§ REQUEST
Repeat the whole of the data, keeping every detail the same.

● ● ● ● ● ● ●

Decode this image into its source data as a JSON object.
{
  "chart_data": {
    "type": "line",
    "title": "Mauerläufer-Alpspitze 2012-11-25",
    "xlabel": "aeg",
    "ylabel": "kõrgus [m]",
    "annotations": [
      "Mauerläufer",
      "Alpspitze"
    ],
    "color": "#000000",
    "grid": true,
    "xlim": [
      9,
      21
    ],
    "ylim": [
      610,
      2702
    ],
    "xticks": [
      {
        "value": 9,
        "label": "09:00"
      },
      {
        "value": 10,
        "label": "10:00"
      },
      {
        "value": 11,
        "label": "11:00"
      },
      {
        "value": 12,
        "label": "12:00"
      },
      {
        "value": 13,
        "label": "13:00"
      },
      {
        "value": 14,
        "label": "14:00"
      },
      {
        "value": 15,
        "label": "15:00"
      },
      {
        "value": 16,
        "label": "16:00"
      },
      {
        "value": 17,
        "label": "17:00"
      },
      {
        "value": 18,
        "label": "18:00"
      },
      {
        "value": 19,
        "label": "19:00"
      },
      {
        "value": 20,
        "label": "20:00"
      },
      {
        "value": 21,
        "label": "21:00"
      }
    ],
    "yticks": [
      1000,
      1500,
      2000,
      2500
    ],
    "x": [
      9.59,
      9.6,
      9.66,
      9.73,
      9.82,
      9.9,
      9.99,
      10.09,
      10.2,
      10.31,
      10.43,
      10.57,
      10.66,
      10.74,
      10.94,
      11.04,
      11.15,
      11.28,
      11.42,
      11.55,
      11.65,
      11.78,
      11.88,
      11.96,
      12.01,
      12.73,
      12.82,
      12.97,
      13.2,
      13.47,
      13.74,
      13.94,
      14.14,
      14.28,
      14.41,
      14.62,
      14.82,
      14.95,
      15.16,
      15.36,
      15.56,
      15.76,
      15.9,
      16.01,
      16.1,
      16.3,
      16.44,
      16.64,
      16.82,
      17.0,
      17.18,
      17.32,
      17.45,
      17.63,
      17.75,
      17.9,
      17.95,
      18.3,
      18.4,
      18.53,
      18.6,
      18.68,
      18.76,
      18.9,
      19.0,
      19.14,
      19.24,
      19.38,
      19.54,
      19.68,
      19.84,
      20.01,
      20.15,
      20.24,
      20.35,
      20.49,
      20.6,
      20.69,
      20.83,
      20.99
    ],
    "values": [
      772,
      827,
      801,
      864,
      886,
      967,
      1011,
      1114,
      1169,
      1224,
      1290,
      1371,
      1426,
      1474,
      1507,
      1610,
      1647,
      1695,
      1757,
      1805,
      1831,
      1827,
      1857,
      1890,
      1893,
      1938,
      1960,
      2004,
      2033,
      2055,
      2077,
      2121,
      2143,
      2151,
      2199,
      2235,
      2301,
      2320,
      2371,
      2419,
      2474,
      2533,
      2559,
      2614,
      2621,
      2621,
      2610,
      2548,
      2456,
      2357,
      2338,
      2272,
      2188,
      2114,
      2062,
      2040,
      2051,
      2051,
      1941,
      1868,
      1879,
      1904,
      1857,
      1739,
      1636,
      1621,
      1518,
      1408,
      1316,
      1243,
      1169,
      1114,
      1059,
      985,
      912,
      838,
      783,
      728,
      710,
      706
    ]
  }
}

● ● ● ● ● ● ●

§ CORRECT RESPONSE
Decode this image into its source data as a JSON object.
{
  "chart_data": {
    "type": "line",
    "title": "Mauerläufer-Alpspitze 2012-11-25",
    "xlabel": "aeg",
    "ylabel": "kõrgus [m]",
    "annotations": [
      "Mauerläufer",
      "Alpspitze"
    ],
    "color": "#000000",
    "grid": true,
    "xlim": [
      9,
      21
    ],
    "ylim": [
      610,
      2702
    ],
    "xticks": [
      {
        "value": 9,
        "label": "09:00"
      },
      {
        "value": 10,
        "label": "10:00"
      },
      {
        "value": 11,
        "label": "11:00"
      },
      {
        "value": 12,
        "label": "12:00"
      },
      {
        "value": 13,
        "label": "13:00"
      },
      {
        "value": 14,
        "label": "14:00"
      },
      {
        "value": 15,
        "label": "15:00"
      },
      {
        "value": 16,
        "label": "16:00"
      },
      {
        "value": 17,
        "label": "17:00"
      },
      {
        "value": 18,
        "label": "18:00"
      },
      {
        "value": 19,
        "label": "19:00"
      },
      {
        "value": 20,
        "label": "20:00"
      },
      {
        "value": 21,
        "label": "21:00"
      }
    ],
    "yticks": [
      1000,
      1500,
      2000,
      2500
    ],
    "x": [
      9.59,
      9.6,
      9.66,
      9.73,
      9.82,
      9.9,
      9.99,
      10.09,
      10.2,
      10.31,
      10.43,
      10.57,
      10.66,
      10.74,
      10.94,
      11.04,
      11.15,
      11.28,
      11.42,
      11.55,
      11.65,
      11.78,
      11.88,
      11.96,
      12.01,
      12.73,
      12.82,
      12.97,
      13.2,
      13.47,
      13.74,
      13.94,
      14.14,
      14.28,
      14.41,
      14.62,
      14.82,
      14.95,
      15.16,
      15.36,
      15.56,
      15.76,
      15.9,
      16.01,
      16.1,
      16.3,
      16.44,
      16.64,
      16.82,
      17.0,
      17.18,
      17.32,
      17.45,
      17.63,
      17.75,
      17.9,
      17.95,
      18.3,
      18.4,
      18.53,
      18.6,
      18.68,
      18.76,
      18.9,
      19.0,
      19.14,
      19.24,
      19.38,
      19.54,
      19.68,
      19.84,
      20.01,
      20.15,
      20.24,
      20.35,
      20.49,
      20.6,
      20.69,
      20.83,
      20.99
    ],
    "values": [
      772,
      827,
      801,
      864,
      886,
      967,
      1011,
      1114,
      1169,
      1224,
      1290,
      1371,
      1426,
      1474,
      1507,
      1610,
      1647,
      1695,
      1757,
      1805,
      1831,
      1827,
      1857,
      1890,
      1893,
      1938,
      1960,
      2004,
      2033,
      2055,
      2077,
      2121,
      2143,
      2151,
      2199,
      2235,
      2301,
      2320,
      2371,
      2419,
      2474,
      2533,
      2559,
      2614,
      2621,
      2621,
      2610,
      2548,
      2456,
      2357,
      2338,
      2272,
      2188,
      2114,
      2062,
      2040,
      2051,
      2051,
      1941,
      1868,
      1879,
      1904,
      1857,
      1739,
      1636,
      1621,
      1518,
      1408,
      1316,
      1243,
      1169,
      1114,
      1059,
      985,
      912,
      838,
      783,
      728,
      710,
      706
    ]
  }
}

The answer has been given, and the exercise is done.